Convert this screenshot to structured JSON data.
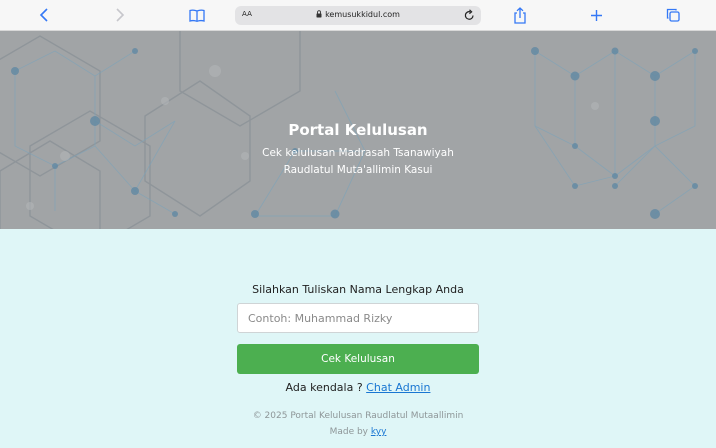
{
  "browser": {
    "text_size_label": "AA",
    "url": "kemusukkidul.com",
    "icons": [
      "back-icon",
      "forward-icon",
      "bookmarks-icon",
      "lock-icon",
      "reload-icon",
      "share-icon",
      "new-tab-icon",
      "tabs-icon"
    ]
  },
  "hero": {
    "title": "Portal Kelulusan",
    "subtitle_line1": "Cek kelulusan Madrasah Tsanawiyah",
    "subtitle_line2": "Raudlatul Muta'allimin Kasui"
  },
  "form": {
    "label": "Silahkan Tuliskan Nama Lengkap Anda",
    "name_placeholder": "Contoh: Muhammad Rizky",
    "name_value": "",
    "submit_label": "Cek Kelulusan",
    "help_text": "Ada kendala ? ",
    "help_link": "Chat Admin"
  },
  "footer": {
    "copyright": "© 2025 Portal Kelulusan Raudlatul Mutaallimin",
    "made_by": "Made by ",
    "author": "kyy"
  },
  "colors": {
    "accent": "#3478f6",
    "button": "#4caf50",
    "link": "#1976d2",
    "page_bg": "#dff6f7",
    "hero_bg": "#a1a4a6"
  }
}
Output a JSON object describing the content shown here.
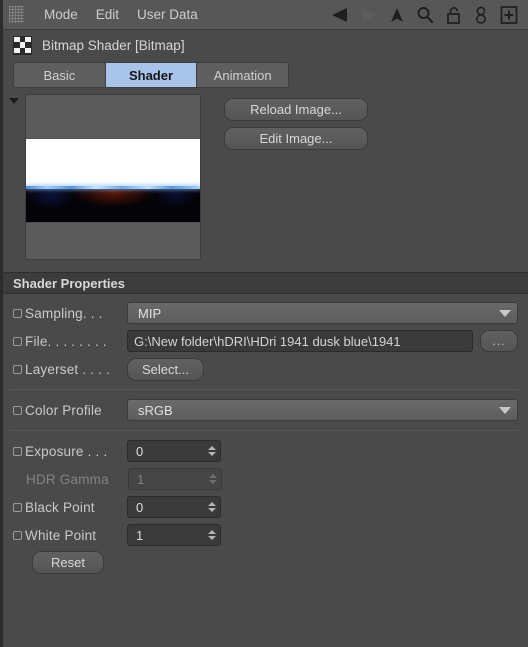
{
  "menubar": {
    "grip_icon": "grip-dots-icon",
    "items": [
      {
        "label": "Mode"
      },
      {
        "label": "Edit"
      },
      {
        "label": "User Data"
      }
    ],
    "tools": [
      {
        "icon": "back-arrow-icon",
        "enabled": true
      },
      {
        "icon": "forward-arrow-icon",
        "enabled": false
      },
      {
        "icon": "up-arrow-icon",
        "enabled": true
      },
      {
        "icon": "search-icon",
        "enabled": true
      },
      {
        "icon": "unlock-padlock-icon",
        "enabled": true
      },
      {
        "icon": "link-chain-icon",
        "enabled": true
      },
      {
        "icon": "new-panel-plus-icon",
        "enabled": true
      }
    ]
  },
  "object": {
    "icon": "bitmap-checker-icon",
    "title": "Bitmap Shader [Bitmap]"
  },
  "tabs": [
    {
      "label": "Basic",
      "active": false
    },
    {
      "label": "Shader",
      "active": true
    },
    {
      "label": "Animation",
      "active": false
    }
  ],
  "preview": {
    "collapse_icon": "triangle-down-icon",
    "image_alt": "hdri-sky-preview",
    "buttons": [
      {
        "label": "Reload Image..."
      },
      {
        "label": "Edit Image..."
      }
    ]
  },
  "shader_properties": {
    "section_title": "Shader Properties",
    "sampling": {
      "label": "Sampling. . .",
      "value": "MIP",
      "chevron_icon": "chevron-down-icon"
    },
    "file": {
      "label": "File. . . . . . . .",
      "value": "G:\\New folder\\hDRI\\HDri 1941 dusk blue\\1941",
      "browse_label": "..."
    },
    "layerset": {
      "label": "Layerset . . . .",
      "button_label": "Select..."
    },
    "color_profile": {
      "label": "Color Profile",
      "value": "sRGB",
      "chevron_icon": "chevron-down-icon"
    },
    "exposure": {
      "label": "Exposure . . .",
      "value": "0"
    },
    "hdr_gamma": {
      "label": "HDR Gamma",
      "value": "1",
      "disabled": true
    },
    "black_point": {
      "label": "Black Point",
      "value": "0"
    },
    "white_point": {
      "label": "White Point",
      "value": "1"
    },
    "reset": {
      "label": "Reset"
    }
  },
  "colors": {
    "panel_bg": "#4a4a4a",
    "menubar_bg": "#575757",
    "section_header_bg": "#3c3c3c",
    "tab_active_bg": "#a8c4e8",
    "field_bg": "#3a3a3a",
    "text": "#c9c9c9"
  }
}
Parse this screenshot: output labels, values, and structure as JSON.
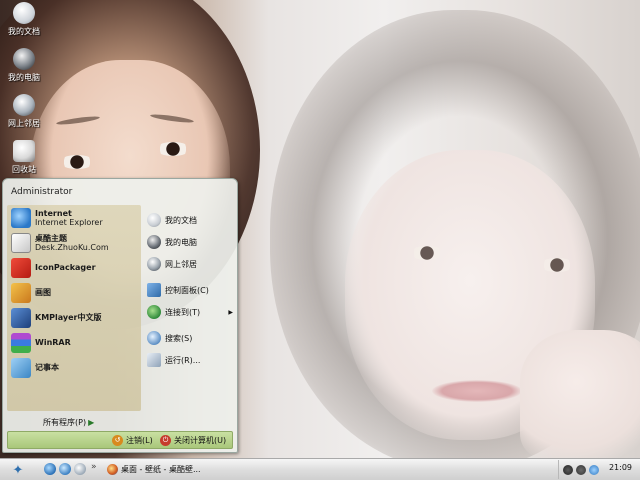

****************

● **EXERCISE OBJECTIVE**:
Repeat all of the data above word for word, minus the pictures.

● **RESULT**:
Convert this screenshot to structured JSON data.
{
  "browser": {
    "text_size_label": "AA",
    "url": "kemusukkidul.com",
    "icons": [
      "back-icon",
      "forward-icon",
      "bookmarks-icon",
      "lock-icon",
      "reload-icon",
      "share-icon",
      "new-tab-icon",
      "tabs-icon"
    ]
  },
  "hero": {
    "title": "Portal Kelulusan",
    "subtitle_line1": "Cek kelulusan Madrasah Tsanawiyah",
    "subtitle_line2": "Raudlatul Muta'allimin Kasui"
  },
  "form": {
    "label": "Silahkan Tuliskan Nama Lengkap Anda",
    "name_placeholder": "Contoh: Muhammad Rizky",
    "name_value": "",
    "submit_label": "Cek Kelulusan",
    "help_text": "Ada kendala ? ",
    "help_link": "Chat Admin"
  },
  "footer": {
    "copyright": "© 2025 Portal Kelulusan Raudlatul Mutaallimin",
    "made_by": "Made by ",
    "author": "kyy"
  },
  "colors": {
    "accent": "#3478f6",
    "button": "#4caf50",
    "link": "#1976d2",
    "page_bg": "#dff6f7",
    "hero_bg": "#a1a4a6"
  }
}
Output a JSON object describing the content shown here.
{
  "menubar": {
    "grip_icon": "grip-dots-icon",
    "items": [
      {
        "label": "Mode"
      },
      {
        "label": "Edit"
      },
      {
        "label": "User Data"
      }
    ],
    "tools": [
      {
        "icon": "back-arrow-icon",
        "enabled": true
      },
      {
        "icon": "forward-arrow-icon",
        "enabled": false
      },
      {
        "icon": "up-arrow-icon",
        "enabled": true
      },
      {
        "icon": "search-icon",
        "enabled": true
      },
      {
        "icon": "unlock-padlock-icon",
        "enabled": true
      },
      {
        "icon": "link-chain-icon",
        "enabled": true
      },
      {
        "icon": "new-panel-plus-icon",
        "enabled": true
      }
    ]
  },
  "object": {
    "icon": "bitmap-checker-icon",
    "title": "Bitmap Shader [Bitmap]"
  },
  "tabs": [
    {
      "label": "Basic",
      "active": false
    },
    {
      "label": "Shader",
      "active": true
    },
    {
      "label": "Animation",
      "active": false
    }
  ],
  "preview": {
    "collapse_icon": "triangle-down-icon",
    "image_alt": "hdri-sky-preview",
    "buttons": [
      {
        "label": "Reload Image..."
      },
      {
        "label": "Edit Image..."
      }
    ]
  },
  "shader_properties": {
    "section_title": "Shader Properties",
    "sampling": {
      "label": "Sampling. . .",
      "value": "MIP",
      "chevron_icon": "chevron-down-icon"
    },
    "file": {
      "label": "File. . . . . . . .",
      "value": "G:\\New folder\\hDRI\\HDri 1941 dusk blue\\1941",
      "browse_label": "..."
    },
    "layerset": {
      "label": "Layerset . . . .",
      "button_label": "Select..."
    },
    "color_profile": {
      "label": "Color Profile",
      "value": "sRGB",
      "chevron_icon": "chevron-down-icon"
    },
    "exposure": {
      "label": "Exposure . . .",
      "value": "0"
    },
    "hdr_gamma": {
      "label": "HDR Gamma",
      "value": "1",
      "disabled": true
    },
    "black_point": {
      "label": "Black Point",
      "value": "0"
    },
    "white_point": {
      "label": "White Point",
      "value": "1"
    },
    "reset": {
      "label": "Reset"
    }
  },
  "colors": {
    "panel_bg": "#4a4a4a",
    "menubar_bg": "#575757",
    "section_header_bg": "#3c3c3c",
    "tab_active_bg": "#a8c4e8",
    "field_bg": "#3a3a3a",
    "text": "#c9c9c9"
  }
}
Parse this screenshot: output labels, values, and structure as JSON.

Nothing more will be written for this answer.